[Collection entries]
<<<<

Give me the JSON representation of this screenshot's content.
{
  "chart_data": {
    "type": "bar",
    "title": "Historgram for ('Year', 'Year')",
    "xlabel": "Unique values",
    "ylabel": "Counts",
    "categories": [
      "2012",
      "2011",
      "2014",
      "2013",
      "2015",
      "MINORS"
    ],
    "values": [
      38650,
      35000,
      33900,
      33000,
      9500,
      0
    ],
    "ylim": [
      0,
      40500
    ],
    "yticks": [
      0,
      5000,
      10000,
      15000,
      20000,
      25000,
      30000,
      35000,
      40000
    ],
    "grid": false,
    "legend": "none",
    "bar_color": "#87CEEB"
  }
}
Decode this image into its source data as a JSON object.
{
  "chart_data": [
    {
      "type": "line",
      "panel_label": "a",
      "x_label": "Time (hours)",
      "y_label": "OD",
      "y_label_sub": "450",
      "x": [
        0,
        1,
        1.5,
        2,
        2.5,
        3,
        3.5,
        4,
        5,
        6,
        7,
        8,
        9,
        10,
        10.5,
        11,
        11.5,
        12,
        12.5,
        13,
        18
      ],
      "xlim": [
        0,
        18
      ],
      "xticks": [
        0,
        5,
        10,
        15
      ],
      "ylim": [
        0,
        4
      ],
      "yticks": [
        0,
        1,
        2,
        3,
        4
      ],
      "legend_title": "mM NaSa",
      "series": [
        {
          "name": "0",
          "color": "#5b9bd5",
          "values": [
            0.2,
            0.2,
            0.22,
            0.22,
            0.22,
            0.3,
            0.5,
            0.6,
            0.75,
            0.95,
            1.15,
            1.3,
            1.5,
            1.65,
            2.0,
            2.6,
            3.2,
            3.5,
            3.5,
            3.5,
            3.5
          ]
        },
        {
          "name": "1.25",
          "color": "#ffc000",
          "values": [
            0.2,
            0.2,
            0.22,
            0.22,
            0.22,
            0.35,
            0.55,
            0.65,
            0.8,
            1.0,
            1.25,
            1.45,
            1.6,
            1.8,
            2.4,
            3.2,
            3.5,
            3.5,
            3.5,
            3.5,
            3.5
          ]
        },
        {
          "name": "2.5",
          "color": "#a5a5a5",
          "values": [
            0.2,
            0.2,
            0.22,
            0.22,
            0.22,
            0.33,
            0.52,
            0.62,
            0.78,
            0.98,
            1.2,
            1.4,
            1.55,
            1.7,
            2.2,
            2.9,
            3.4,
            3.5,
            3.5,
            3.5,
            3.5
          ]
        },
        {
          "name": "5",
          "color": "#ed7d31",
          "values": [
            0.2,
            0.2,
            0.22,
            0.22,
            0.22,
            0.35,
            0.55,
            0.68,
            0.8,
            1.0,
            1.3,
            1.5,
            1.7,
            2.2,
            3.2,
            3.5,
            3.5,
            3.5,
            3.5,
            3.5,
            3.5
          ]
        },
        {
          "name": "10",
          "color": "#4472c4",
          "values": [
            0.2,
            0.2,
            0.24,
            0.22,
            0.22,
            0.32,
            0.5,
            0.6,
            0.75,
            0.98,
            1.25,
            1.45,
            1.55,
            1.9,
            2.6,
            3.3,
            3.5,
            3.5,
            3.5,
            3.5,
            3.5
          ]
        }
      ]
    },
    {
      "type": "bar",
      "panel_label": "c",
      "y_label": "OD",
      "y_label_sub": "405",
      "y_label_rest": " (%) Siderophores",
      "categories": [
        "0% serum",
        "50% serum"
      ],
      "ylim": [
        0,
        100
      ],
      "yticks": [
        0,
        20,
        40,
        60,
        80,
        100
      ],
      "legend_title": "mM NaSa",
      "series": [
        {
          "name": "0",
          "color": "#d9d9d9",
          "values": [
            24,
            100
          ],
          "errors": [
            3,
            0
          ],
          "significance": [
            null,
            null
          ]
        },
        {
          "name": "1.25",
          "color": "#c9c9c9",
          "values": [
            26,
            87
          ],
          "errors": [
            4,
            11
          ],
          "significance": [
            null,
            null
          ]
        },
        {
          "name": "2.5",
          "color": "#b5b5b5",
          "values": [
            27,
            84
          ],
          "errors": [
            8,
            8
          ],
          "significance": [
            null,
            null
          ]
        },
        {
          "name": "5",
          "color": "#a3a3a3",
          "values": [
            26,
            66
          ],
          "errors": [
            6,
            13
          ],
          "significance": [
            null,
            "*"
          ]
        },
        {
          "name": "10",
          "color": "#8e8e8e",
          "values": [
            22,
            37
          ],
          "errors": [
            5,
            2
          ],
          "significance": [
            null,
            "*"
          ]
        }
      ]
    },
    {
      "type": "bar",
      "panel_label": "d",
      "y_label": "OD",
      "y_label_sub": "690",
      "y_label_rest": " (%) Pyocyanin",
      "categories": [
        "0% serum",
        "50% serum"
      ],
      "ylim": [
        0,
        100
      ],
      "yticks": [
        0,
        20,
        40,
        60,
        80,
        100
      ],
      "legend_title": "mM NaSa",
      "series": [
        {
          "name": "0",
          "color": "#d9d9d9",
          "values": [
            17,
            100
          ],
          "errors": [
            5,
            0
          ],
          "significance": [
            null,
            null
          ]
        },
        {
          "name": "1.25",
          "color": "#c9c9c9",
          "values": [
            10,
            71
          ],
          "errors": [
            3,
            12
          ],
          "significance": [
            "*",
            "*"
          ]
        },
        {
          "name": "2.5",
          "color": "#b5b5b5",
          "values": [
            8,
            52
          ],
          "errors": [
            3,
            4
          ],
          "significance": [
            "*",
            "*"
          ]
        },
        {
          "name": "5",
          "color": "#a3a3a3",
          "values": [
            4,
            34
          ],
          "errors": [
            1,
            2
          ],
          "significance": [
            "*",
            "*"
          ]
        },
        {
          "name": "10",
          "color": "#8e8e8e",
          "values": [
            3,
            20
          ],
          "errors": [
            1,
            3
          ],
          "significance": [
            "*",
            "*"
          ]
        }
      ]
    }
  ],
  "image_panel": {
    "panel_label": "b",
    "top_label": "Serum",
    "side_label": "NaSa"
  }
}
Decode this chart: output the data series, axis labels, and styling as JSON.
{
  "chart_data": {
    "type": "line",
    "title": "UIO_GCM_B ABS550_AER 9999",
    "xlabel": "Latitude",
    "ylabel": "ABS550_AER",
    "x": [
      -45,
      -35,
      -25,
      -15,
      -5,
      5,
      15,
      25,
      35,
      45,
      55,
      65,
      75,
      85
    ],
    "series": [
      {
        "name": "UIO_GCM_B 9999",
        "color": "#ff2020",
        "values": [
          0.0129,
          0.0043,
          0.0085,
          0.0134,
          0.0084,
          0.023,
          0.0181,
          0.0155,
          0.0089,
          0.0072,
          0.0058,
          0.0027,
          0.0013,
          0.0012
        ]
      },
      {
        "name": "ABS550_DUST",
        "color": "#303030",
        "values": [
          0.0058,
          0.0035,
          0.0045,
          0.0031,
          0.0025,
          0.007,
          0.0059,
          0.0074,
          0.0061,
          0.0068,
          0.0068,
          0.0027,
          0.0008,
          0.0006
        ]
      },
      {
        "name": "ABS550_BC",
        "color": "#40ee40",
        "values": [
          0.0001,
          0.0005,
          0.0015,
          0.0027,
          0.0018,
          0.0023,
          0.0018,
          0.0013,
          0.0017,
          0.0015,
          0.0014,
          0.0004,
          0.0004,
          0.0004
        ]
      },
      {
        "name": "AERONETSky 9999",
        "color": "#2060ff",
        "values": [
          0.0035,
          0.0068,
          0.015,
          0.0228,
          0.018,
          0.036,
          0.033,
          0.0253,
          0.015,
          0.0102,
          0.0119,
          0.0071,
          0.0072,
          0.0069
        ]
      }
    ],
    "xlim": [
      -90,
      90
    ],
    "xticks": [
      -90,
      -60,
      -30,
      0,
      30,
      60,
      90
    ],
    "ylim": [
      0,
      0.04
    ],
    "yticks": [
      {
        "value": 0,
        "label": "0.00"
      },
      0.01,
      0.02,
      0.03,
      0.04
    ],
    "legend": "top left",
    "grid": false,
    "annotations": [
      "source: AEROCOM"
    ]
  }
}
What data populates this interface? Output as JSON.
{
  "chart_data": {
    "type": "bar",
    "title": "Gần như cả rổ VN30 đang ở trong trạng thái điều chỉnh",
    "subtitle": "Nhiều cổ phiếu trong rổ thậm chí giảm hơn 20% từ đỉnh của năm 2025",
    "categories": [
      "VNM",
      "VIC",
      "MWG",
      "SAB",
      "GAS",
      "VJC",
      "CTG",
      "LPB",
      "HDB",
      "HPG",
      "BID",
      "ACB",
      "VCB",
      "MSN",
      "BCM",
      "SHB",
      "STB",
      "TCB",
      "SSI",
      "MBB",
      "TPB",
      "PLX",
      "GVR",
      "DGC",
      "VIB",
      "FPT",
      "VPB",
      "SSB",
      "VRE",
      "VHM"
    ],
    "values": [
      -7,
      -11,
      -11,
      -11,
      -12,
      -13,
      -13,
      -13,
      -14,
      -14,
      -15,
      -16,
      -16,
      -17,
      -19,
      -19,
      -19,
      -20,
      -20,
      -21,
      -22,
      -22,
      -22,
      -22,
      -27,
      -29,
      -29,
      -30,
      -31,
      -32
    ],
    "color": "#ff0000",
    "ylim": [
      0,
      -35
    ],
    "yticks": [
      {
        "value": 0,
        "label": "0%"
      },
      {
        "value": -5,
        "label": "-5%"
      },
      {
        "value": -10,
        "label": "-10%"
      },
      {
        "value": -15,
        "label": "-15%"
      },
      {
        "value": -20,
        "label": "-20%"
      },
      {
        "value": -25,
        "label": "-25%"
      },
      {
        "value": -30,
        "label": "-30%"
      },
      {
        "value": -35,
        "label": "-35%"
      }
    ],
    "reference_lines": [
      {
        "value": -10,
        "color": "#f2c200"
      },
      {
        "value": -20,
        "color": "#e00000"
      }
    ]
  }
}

>>>>

Search the data for "Decode" and list every line in which it occurs.

Decode this image into its source data as a JSON object.
Decode this chart: output the data series, axis labels, and styling as JSON.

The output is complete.